(TASK OBJECTIVE) Output each entry that follows exactly. Images stay out.
##### MATERIAL TO PROCESS #####
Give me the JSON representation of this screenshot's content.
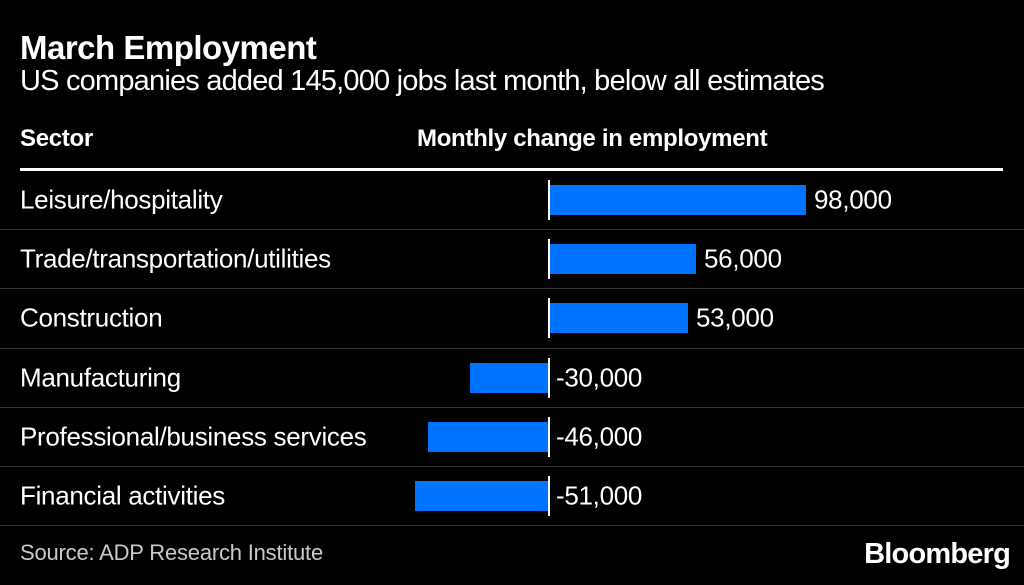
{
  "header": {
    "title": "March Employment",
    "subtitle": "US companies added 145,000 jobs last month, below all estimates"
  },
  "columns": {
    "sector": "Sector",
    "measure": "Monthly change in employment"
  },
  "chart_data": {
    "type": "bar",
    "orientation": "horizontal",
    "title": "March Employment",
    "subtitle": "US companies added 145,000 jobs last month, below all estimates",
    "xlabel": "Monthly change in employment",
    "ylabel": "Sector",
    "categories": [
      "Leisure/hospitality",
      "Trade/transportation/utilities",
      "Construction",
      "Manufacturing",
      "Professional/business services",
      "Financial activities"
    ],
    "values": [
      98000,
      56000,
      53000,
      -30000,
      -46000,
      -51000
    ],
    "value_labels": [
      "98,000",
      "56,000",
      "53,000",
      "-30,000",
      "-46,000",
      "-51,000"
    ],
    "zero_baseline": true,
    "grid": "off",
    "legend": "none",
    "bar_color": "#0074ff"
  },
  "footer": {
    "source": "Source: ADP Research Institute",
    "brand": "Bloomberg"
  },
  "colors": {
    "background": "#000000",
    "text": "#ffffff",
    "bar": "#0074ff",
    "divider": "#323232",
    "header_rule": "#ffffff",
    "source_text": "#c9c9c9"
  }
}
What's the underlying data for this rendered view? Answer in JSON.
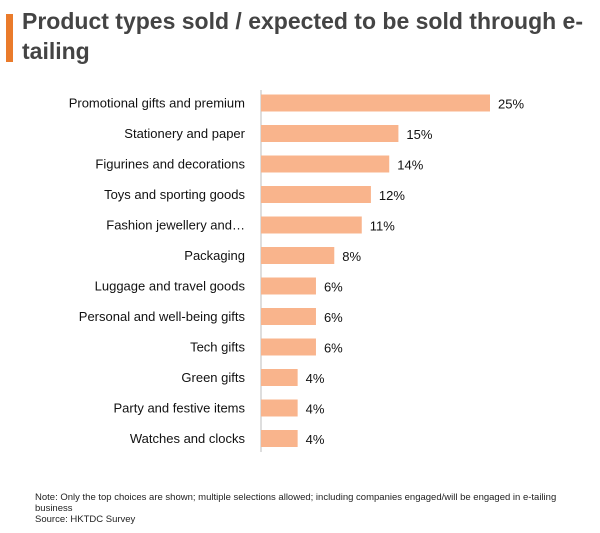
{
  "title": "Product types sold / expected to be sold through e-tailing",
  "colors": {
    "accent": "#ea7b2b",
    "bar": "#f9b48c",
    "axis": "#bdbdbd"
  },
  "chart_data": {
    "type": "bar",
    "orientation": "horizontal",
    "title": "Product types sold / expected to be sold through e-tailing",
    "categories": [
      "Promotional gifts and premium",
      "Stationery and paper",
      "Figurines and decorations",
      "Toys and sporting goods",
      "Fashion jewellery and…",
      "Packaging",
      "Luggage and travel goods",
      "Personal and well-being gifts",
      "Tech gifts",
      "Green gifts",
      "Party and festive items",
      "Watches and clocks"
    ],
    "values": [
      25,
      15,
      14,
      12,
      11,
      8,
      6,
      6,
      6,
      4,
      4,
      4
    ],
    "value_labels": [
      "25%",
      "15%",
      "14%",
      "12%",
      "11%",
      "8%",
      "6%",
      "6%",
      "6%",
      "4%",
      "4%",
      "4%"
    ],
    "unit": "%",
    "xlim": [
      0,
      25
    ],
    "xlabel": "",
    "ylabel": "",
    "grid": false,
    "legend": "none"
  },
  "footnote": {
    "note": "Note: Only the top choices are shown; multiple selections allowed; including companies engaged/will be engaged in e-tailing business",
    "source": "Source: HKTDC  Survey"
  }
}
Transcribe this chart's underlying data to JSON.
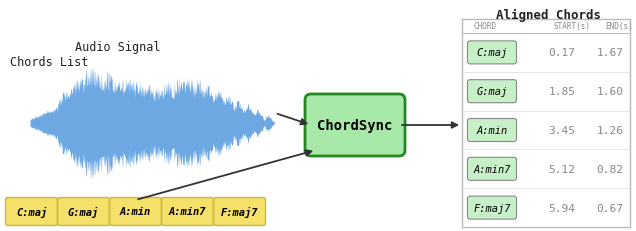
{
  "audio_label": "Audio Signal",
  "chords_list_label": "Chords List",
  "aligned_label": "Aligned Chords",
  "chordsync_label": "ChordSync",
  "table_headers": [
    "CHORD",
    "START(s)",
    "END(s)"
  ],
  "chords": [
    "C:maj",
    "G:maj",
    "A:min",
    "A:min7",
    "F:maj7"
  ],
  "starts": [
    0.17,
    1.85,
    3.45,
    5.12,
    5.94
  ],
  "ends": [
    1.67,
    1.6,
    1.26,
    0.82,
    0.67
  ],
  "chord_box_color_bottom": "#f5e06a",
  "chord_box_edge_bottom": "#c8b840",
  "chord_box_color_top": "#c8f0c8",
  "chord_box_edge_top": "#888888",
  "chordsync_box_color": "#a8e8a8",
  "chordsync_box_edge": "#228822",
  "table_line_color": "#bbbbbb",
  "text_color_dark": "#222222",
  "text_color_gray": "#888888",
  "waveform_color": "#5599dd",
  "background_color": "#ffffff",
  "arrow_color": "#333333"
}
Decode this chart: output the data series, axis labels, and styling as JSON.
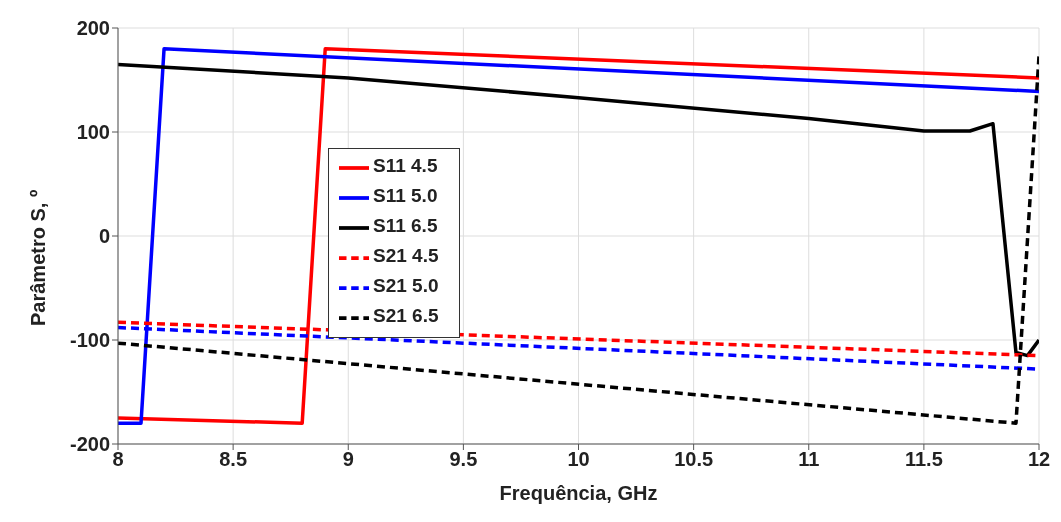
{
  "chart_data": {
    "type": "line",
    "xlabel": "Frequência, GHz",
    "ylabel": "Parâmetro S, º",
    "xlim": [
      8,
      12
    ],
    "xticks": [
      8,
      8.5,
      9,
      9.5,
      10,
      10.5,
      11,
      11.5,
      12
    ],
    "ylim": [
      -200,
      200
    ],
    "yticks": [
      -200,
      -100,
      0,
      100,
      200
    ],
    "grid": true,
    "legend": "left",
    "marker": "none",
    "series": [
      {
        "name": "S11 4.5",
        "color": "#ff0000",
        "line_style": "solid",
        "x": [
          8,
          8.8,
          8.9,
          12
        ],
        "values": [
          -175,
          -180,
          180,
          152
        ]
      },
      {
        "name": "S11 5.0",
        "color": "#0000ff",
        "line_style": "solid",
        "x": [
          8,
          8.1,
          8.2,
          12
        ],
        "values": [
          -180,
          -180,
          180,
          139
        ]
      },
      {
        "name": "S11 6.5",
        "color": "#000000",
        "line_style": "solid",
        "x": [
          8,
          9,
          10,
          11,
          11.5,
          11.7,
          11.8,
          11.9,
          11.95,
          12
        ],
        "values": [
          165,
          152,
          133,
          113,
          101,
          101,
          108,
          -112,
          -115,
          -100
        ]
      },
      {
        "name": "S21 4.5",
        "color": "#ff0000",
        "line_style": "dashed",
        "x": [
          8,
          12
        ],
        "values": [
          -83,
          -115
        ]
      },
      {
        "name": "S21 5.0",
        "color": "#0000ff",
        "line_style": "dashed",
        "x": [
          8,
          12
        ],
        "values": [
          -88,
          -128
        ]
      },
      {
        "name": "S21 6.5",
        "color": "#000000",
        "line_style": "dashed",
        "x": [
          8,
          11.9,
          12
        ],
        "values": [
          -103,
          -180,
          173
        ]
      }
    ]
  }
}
#####
(THE REPLY)
Give me the JSON representation of this screenshot's content.
{
  "header": {
    "title": "March Employment",
    "subtitle": "US companies added 145,000 jobs last month, below all estimates"
  },
  "columns": {
    "sector": "Sector",
    "measure": "Monthly change in employment"
  },
  "chart_data": {
    "type": "bar",
    "orientation": "horizontal",
    "title": "March Employment",
    "subtitle": "US companies added 145,000 jobs last month, below all estimates",
    "xlabel": "Monthly change in employment",
    "ylabel": "Sector",
    "categories": [
      "Leisure/hospitality",
      "Trade/transportation/utilities",
      "Construction",
      "Manufacturing",
      "Professional/business services",
      "Financial activities"
    ],
    "values": [
      98000,
      56000,
      53000,
      -30000,
      -46000,
      -51000
    ],
    "value_labels": [
      "98,000",
      "56,000",
      "53,000",
      "-30,000",
      "-46,000",
      "-51,000"
    ],
    "zero_baseline": true,
    "grid": "off",
    "legend": "none",
    "bar_color": "#0074ff"
  },
  "footer": {
    "source": "Source: ADP Research Institute",
    "brand": "Bloomberg"
  },
  "colors": {
    "background": "#000000",
    "text": "#ffffff",
    "bar": "#0074ff",
    "divider": "#323232",
    "header_rule": "#ffffff",
    "source_text": "#c9c9c9"
  }
}
What's the underlying data for this rendered view? Answer in JSON.
{
  "title": "Product types sold / expected to be sold through e-tailing",
  "colors": {
    "accent": "#ea7b2b",
    "bar": "#f9b48c",
    "axis": "#bdbdbd"
  },
  "chart_data": {
    "type": "bar",
    "orientation": "horizontal",
    "title": "Product types sold / expected to be sold through e-tailing",
    "categories": [
      "Promotional gifts and premium",
      "Stationery and paper",
      "Figurines and decorations",
      "Toys and sporting goods",
      "Fashion jewellery and…",
      "Packaging",
      "Luggage and travel goods",
      "Personal and well-being gifts",
      "Tech gifts",
      "Green gifts",
      "Party and festive items",
      "Watches and clocks"
    ],
    "values": [
      25,
      15,
      14,
      12,
      11,
      8,
      6,
      6,
      6,
      4,
      4,
      4
    ],
    "value_labels": [
      "25%",
      "15%",
      "14%",
      "12%",
      "11%",
      "8%",
      "6%",
      "6%",
      "6%",
      "4%",
      "4%",
      "4%"
    ],
    "unit": "%",
    "xlim": [
      0,
      25
    ],
    "xlabel": "",
    "ylabel": "",
    "grid": false,
    "legend": "none"
  },
  "footnote": {
    "note": "Note: Only the top choices are shown; multiple selections allowed; including companies engaged/will be engaged in e-tailing business",
    "source": "Source: HKTDC  Survey"
  }
}
Transcribe this chart's underlying data to JSON.
{
  "audio_label": "Audio Signal",
  "chords_list_label": "Chords List",
  "aligned_label": "Aligned Chords",
  "chordsync_label": "ChordSync",
  "table_headers": [
    "CHORD",
    "START(s)",
    "END(s)"
  ],
  "chords": [
    "C:maj",
    "G:maj",
    "A:min",
    "A:min7",
    "F:maj7"
  ],
  "starts": [
    0.17,
    1.85,
    3.45,
    5.12,
    5.94
  ],
  "ends": [
    1.67,
    1.6,
    1.26,
    0.82,
    0.67
  ],
  "chord_box_color_bottom": "#f5e06a",
  "chord_box_edge_bottom": "#c8b840",
  "chord_box_color_top": "#c8f0c8",
  "chord_box_edge_top": "#888888",
  "chordsync_box_color": "#a8e8a8",
  "chordsync_box_edge": "#228822",
  "table_line_color": "#bbbbbb",
  "text_color_dark": "#222222",
  "text_color_gray": "#888888",
  "waveform_color": "#5599dd",
  "background_color": "#ffffff",
  "arrow_color": "#333333"
}
Decode this chart: output the data series, axis labels, and styling as JSON.
{
  "chart_data": {
    "type": "line",
    "xlabel": "Frequência, GHz",
    "ylabel": "Parâmetro S, º",
    "xlim": [
      8,
      12
    ],
    "xticks": [
      8,
      8.5,
      9,
      9.5,
      10,
      10.5,
      11,
      11.5,
      12
    ],
    "ylim": [
      -200,
      200
    ],
    "yticks": [
      -200,
      -100,
      0,
      100,
      200
    ],
    "grid": true,
    "legend": "left",
    "marker": "none",
    "series": [
      {
        "name": "S11 4.5",
        "color": "#ff0000",
        "line_style": "solid",
        "x": [
          8,
          8.8,
          8.9,
          12
        ],
        "values": [
          -175,
          -180,
          180,
          152
        ]
      },
      {
        "name": "S11 5.0",
        "color": "#0000ff",
        "line_style": "solid",
        "x": [
          8,
          8.1,
          8.2,
          12
        ],
        "values": [
          -180,
          -180,
          180,
          139
        ]
      },
      {
        "name": "S11 6.5",
        "color": "#000000",
        "line_style": "solid",
        "x": [
          8,
          9,
          10,
          11,
          11.5,
          11.7,
          11.8,
          11.9,
          11.95,
          12
        ],
        "values": [
          165,
          152,
          133,
          113,
          101,
          101,
          108,
          -112,
          -115,
          -100
        ]
      },
      {
        "name": "S21 4.5",
        "color": "#ff0000",
        "line_style": "dashed",
        "x": [
          8,
          12
        ],
        "values": [
          -83,
          -115
        ]
      },
      {
        "name": "S21 5.0",
        "color": "#0000ff",
        "line_style": "dashed",
        "x": [
          8,
          12
        ],
        "values": [
          -88,
          -128
        ]
      },
      {
        "name": "S21 6.5",
        "color": "#000000",
        "line_style": "dashed",
        "x": [
          8,
          11.9,
          12
        ],
        "values": [
          -103,
          -180,
          173
        ]
      }
    ]
  }
}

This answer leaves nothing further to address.